» Your instructions: The entries that follow need to be retyped verbatim.

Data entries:
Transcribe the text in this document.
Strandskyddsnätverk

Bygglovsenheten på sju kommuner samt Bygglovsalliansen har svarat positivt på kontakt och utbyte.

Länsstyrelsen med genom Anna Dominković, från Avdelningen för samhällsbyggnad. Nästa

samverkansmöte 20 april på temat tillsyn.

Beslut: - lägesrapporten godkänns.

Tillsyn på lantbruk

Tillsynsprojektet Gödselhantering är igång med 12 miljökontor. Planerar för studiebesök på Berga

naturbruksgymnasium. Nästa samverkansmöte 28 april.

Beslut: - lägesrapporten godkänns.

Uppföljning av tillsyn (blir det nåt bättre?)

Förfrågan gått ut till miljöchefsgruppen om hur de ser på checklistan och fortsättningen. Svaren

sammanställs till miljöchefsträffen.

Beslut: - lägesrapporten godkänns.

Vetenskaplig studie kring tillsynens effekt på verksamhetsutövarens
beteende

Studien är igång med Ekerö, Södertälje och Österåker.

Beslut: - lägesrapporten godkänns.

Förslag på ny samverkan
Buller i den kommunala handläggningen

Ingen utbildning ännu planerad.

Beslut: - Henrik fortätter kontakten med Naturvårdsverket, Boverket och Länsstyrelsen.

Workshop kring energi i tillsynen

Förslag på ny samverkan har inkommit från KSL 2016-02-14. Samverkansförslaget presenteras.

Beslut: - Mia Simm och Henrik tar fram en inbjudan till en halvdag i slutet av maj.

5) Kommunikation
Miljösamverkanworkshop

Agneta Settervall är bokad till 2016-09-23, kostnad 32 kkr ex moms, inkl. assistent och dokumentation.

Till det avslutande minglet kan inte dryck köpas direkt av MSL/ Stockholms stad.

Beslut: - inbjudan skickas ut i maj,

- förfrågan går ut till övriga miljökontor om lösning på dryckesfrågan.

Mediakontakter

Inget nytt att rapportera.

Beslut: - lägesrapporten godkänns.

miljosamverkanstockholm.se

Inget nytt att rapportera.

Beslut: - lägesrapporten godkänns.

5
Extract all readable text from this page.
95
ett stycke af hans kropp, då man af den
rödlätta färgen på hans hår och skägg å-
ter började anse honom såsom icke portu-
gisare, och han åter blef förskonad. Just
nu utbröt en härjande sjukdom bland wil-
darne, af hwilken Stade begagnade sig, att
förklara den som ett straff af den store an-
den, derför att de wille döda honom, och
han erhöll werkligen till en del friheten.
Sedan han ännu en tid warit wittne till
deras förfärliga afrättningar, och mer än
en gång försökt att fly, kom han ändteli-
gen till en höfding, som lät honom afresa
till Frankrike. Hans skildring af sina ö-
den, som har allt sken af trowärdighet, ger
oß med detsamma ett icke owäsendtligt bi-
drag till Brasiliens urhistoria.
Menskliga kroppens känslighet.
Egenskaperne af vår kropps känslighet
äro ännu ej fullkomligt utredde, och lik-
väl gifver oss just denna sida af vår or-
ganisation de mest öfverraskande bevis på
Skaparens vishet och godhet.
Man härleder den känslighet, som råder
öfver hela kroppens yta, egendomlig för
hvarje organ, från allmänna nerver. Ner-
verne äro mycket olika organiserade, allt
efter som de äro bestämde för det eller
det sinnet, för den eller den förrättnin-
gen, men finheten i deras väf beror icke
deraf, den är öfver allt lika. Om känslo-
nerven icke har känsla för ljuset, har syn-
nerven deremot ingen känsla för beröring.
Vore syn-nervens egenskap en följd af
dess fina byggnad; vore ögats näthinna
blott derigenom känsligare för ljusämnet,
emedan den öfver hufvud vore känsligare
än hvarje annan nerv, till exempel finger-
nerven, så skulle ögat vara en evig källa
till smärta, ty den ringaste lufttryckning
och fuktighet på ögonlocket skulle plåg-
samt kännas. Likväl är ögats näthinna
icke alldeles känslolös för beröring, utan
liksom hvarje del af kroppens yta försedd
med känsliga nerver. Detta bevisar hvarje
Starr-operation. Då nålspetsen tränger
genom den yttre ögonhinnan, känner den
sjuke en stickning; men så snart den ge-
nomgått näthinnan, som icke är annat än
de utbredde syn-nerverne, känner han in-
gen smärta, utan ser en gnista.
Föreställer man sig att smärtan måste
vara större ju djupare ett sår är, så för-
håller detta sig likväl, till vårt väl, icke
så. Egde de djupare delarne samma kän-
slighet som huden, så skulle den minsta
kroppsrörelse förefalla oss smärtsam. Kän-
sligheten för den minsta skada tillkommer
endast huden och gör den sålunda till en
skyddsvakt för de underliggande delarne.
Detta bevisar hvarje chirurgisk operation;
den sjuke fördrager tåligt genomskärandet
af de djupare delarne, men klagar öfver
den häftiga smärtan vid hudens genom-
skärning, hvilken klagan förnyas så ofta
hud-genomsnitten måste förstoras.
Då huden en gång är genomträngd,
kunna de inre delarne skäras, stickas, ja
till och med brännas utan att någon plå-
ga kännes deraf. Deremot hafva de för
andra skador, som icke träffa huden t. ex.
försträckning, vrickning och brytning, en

» Exercise answer:
Transcribe the text in this document.
Strandskyddsnätverk

Bygglovsenheten på sju kommuner samt Bygglovsalliansen har svarat positivt på kontakt och utbyte.

Länsstyrelsen med genom Anna Dominković, från Avdelningen för samhällsbyggnad. Nästa

samverkansmöte 20 april på temat tillsyn.

Beslut: - lägesrapporten godkänns.

Tillsyn på lantbruk

Tillsynsprojektet Gödselhantering är igång med 12 miljökontor. Planerar för studiebesök på Berga

naturbruksgymnasium. Nästa samverkansmöte 28 april.

Beslut: - lägesrapporten godkänns.

Uppföljning av tillsyn (blir det nåt bättre?)

Förfrågan gått ut till miljöchefsgruppen om hur de ser på checklistan och fortsättningen. Svaren

sammanställs till miljöchefsträffen.

Beslut: - lägesrapporten godkänns.

Vetenskaplig studie kring tillsynens effekt på verksamhetsutövarens
beteende

Studien är igång med Ekerö, Södertälje och Österåker.

Beslut: - lägesrapporten godkänns.

Förslag på ny samverkan
Buller i den kommunala handläggningen

Ingen utbildning ännu planerad.

Beslut: - Henrik fortätter kontakten med Naturvårdsverket, Boverket och Länsstyrelsen.

Workshop kring energi i tillsynen

Förslag på ny samverkan har inkommit från KSL 2016-02-14. Samverkansförslaget presenteras.

Beslut: - Mia Simm och Henrik tar fram en inbjudan till en halvdag i slutet av maj.

5) Kommunikation
Miljösamverkanworkshop

Agneta Settervall är bokad till 2016-09-23, kostnad 32 kkr ex moms, inkl. assistent och dokumentation.

Till det avslutande minglet kan inte dryck köpas direkt av MSL/ Stockholms stad.

Beslut: - inbjudan skickas ut i maj,

- förfrågan går ut till övriga miljökontor om lösning på dryckesfrågan.

Mediakontakter

Inget nytt att rapportera.

Beslut: - lägesrapporten godkänns.

miljosamverkanstockholm.se

Inget nytt att rapportera.

Beslut: - lägesrapporten godkänns.

5
Extract all readable text from this page.
95
ett stycke af hans kropp, då man af den
rödlätta färgen på hans hår och skägg å-
ter började anse honom såsom icke portu-
gisare, och han åter blef förskonad. Just
nu utbröt en härjande sjukdom bland wil-
darne, af hwilken Stade begagnade sig, att
förklara den som ett straff af den store an-
den, derför att de wille döda honom, och
han erhöll werkligen till en del friheten.
Sedan han ännu en tid warit wittne till
deras förfärliga afrättningar, och mer än
en gång försökt att fly, kom han ändteli-
gen till en höfding, som lät honom afresa
till Frankrike. Hans skildring af sina ö-
den, som har allt sken af trowärdighet, ger
oß med detsamma ett icke owäsendtligt bi-
drag till Brasiliens urhistoria.
Menskliga kroppens känslighet.
Egenskaperne af vår kropps känslighet
äro ännu ej fullkomligt utredde, och lik-
väl gifver oss just denna sida af vår or-
ganisation de mest öfverraskande bevis på
Skaparens vishet och godhet.
Man härleder den känslighet, som råder
öfver hela kroppens yta, egendomlig för
hvarje organ, från allmänna nerver. Ner-
verne äro mycket olika organiserade, allt
efter som de äro bestämde för det eller
det sinnet, för den eller den förrättnin-
gen, men finheten i deras väf beror icke
deraf, den är öfver allt lika. Om känslo-
nerven icke har känsla för ljuset, har syn-
nerven deremot ingen känsla för beröring.
Vore syn-nervens egenskap en följd af
dess fina byggnad; vore ögats näthinna
blott derigenom känsligare för ljusämnet,
emedan den öfver hufvud vore känsligare
än hvarje annan nerv, till exempel finger-
nerven, så skulle ögat vara en evig källa
till smärta, ty den ringaste lufttryckning
och fuktighet på ögonlocket skulle plåg-
samt kännas. Likväl är ögats näthinna
icke alldeles känslolös för beröring, utan
liksom hvarje del af kroppens yta försedd
med känsliga nerver. Detta bevisar hvarje
Starr-operation. Då nålspetsen tränger
genom den yttre ögonhinnan, känner den
sjuke en stickning; men så snart den ge-
nomgått näthinnan, som icke är annat än
de utbredde syn-nerverne, känner han in-
gen smärta, utan ser en gnista.
Föreställer man sig att smärtan måste
vara större ju djupare ett sår är, så för-
håller detta sig likväl, till vårt väl, icke
så. Egde de djupare delarne samma kän-
slighet som huden, så skulle den minsta
kroppsrörelse förefalla oss smärtsam. Kän-
sligheten för den minsta skada tillkommer
endast huden och gör den sålunda till en
skyddsvakt för de underliggande delarne.
Detta bevisar hvarje chirurgisk operation;
den sjuke fördrager tåligt genomskärandet
af de djupare delarne, men klagar öfver
den häftiga smärtan vid hudens genom-
skärning, hvilken klagan förnyas så ofta
hud-genomsnitten måste förstoras.
Då huden en gång är genomträngd,
kunna de inre delarne skäras, stickas, ja
till och med brännas utan att någon plå-
ga kännes deraf. Deremot hafva de för
andra skador, som icke träffa huden t. ex.
försträckning, vrickning och brytning, en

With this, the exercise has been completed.